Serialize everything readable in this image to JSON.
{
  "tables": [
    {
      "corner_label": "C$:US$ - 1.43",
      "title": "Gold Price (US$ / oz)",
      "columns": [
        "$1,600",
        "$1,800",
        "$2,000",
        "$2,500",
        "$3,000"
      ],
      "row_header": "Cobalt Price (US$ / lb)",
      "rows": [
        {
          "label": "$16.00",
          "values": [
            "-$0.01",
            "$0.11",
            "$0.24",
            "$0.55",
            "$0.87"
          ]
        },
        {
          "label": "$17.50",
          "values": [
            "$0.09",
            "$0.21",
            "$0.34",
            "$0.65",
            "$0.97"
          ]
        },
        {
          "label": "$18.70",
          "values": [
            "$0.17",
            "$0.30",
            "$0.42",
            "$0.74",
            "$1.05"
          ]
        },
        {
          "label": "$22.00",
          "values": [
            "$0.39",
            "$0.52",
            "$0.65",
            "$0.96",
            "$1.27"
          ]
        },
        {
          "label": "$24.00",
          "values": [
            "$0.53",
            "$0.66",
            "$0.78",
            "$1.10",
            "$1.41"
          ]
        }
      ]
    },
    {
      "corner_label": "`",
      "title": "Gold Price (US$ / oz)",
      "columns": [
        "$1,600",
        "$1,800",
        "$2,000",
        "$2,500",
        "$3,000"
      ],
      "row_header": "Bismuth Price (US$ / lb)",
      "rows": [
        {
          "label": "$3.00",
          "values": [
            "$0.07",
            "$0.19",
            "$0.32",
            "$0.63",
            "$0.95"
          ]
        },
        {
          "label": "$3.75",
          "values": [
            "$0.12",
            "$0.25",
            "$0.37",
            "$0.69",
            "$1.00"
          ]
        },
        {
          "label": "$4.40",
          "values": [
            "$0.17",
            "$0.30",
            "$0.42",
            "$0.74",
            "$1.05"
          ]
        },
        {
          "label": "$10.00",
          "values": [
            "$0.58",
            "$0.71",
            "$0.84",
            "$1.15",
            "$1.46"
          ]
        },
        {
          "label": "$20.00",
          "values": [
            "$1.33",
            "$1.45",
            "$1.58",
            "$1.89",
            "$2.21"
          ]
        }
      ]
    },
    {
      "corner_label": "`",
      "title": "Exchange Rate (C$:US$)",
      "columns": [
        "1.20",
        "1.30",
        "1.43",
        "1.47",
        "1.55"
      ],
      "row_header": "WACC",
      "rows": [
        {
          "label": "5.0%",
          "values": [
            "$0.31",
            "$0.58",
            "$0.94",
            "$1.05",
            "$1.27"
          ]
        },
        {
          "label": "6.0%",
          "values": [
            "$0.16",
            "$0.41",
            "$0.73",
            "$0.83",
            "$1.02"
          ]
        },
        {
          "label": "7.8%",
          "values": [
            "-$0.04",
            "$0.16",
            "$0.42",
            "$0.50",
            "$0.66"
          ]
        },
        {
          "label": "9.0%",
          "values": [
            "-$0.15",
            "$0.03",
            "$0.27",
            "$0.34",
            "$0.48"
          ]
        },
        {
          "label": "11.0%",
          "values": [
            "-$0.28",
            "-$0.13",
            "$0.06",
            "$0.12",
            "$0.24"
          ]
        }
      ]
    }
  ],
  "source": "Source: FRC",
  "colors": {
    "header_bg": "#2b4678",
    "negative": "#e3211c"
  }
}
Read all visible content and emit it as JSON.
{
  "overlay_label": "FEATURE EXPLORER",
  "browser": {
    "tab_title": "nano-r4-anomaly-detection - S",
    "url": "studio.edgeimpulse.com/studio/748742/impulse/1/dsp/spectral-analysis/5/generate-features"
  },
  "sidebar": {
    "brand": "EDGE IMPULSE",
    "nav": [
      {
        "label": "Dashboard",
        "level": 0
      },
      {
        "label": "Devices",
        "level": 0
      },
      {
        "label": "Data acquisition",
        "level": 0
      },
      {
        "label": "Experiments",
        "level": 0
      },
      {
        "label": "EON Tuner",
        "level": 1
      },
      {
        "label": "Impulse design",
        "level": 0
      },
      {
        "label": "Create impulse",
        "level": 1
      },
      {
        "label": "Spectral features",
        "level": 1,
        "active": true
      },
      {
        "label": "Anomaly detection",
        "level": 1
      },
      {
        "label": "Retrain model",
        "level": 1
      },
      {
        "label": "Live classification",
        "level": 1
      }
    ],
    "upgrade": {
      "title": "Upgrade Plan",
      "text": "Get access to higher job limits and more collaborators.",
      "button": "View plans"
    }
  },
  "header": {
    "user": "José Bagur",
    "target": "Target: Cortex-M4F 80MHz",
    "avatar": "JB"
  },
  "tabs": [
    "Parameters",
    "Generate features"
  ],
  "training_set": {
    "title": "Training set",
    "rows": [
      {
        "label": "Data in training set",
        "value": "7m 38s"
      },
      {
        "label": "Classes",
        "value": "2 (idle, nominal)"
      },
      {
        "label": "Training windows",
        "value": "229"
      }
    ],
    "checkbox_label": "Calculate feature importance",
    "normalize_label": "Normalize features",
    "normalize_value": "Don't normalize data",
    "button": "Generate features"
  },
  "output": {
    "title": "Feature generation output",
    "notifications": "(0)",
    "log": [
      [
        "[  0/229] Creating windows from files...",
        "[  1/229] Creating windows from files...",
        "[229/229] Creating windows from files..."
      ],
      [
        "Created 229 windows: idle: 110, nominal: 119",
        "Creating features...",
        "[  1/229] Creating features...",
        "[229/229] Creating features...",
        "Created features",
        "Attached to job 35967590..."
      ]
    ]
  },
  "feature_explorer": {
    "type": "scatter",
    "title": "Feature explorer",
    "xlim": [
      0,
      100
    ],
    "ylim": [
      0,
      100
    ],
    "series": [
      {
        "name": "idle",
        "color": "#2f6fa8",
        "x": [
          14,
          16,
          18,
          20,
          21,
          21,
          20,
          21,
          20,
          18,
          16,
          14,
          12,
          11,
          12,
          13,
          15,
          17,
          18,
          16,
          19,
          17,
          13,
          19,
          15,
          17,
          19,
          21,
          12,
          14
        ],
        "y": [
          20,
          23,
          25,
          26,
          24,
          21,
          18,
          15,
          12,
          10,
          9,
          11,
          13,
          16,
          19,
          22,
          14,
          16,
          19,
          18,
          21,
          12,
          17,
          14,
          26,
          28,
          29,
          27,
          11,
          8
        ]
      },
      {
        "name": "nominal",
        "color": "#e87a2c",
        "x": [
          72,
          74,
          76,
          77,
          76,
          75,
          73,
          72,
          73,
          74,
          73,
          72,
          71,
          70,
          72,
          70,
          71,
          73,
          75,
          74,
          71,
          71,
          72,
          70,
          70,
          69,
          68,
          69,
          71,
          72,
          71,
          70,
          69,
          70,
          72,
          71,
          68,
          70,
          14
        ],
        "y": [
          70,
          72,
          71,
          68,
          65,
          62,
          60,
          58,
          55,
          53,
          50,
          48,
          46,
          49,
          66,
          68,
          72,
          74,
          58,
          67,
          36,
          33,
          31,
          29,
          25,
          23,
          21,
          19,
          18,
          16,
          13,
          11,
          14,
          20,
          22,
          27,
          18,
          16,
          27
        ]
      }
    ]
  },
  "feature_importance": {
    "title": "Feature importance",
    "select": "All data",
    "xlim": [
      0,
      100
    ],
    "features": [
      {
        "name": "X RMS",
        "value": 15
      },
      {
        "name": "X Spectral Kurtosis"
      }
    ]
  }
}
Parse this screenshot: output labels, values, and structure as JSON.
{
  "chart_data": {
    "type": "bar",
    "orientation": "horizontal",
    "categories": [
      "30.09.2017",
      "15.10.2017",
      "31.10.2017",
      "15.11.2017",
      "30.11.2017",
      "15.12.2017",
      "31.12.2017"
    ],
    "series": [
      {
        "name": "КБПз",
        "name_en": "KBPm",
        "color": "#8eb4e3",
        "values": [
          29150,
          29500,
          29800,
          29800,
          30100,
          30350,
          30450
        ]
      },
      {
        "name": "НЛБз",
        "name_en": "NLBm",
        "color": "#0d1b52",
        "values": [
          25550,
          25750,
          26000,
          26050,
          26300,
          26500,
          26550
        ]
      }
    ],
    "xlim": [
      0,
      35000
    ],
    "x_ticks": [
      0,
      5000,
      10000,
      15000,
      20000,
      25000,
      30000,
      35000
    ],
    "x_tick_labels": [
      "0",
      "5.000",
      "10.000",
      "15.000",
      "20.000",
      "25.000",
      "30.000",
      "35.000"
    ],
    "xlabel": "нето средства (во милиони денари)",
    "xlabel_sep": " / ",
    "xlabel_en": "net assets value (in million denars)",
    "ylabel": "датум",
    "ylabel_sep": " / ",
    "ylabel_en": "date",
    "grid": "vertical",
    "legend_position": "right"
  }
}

_PROBLEM TO WORK ON_
Check the data for the word "Created" and pull out the lines that have it.

_RESPONSE_
        "Created 229 windows: idle: 110, nominal: 119",
        "Created features",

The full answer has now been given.